[Stored data entries]
|---|

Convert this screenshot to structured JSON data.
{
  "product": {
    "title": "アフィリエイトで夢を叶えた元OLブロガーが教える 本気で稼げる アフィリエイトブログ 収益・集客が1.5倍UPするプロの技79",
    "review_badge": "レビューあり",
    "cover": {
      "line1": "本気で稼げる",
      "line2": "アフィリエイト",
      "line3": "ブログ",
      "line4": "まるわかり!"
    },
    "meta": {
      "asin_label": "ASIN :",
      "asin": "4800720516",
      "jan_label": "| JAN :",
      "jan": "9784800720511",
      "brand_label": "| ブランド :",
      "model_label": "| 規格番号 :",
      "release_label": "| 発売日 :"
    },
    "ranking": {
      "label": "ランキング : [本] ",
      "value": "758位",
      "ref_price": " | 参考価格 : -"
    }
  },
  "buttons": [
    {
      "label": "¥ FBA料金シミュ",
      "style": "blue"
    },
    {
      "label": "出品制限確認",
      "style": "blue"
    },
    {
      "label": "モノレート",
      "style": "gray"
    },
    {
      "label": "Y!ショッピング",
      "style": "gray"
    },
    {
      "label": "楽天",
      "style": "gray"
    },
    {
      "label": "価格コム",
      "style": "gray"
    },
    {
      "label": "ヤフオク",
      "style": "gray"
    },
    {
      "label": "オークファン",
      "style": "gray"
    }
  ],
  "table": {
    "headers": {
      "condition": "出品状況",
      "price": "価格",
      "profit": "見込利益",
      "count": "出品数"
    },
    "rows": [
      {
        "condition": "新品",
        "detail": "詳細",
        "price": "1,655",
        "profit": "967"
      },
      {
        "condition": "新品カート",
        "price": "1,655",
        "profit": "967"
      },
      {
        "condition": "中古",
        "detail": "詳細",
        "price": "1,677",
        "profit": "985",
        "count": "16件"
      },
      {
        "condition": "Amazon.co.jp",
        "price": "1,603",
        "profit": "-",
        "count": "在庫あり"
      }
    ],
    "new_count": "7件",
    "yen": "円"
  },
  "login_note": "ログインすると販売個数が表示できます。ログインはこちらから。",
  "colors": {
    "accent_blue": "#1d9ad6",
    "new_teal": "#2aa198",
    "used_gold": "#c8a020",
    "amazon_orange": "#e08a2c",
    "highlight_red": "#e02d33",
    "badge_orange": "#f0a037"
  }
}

|---|

▶ [WHAT IS ASKED] Scan the material above. Copy each line where "本気で稼げる" occurs.

▶ [ANSWER TO THE PROBLEM]
    "title": "アフィリエイトで夢を叶えた元OLブロガーが教える 本気で稼げる アフィリエイトブログ 収益・集客が1.5倍UPするプロの技79",
      "line1": "本気で稼げる",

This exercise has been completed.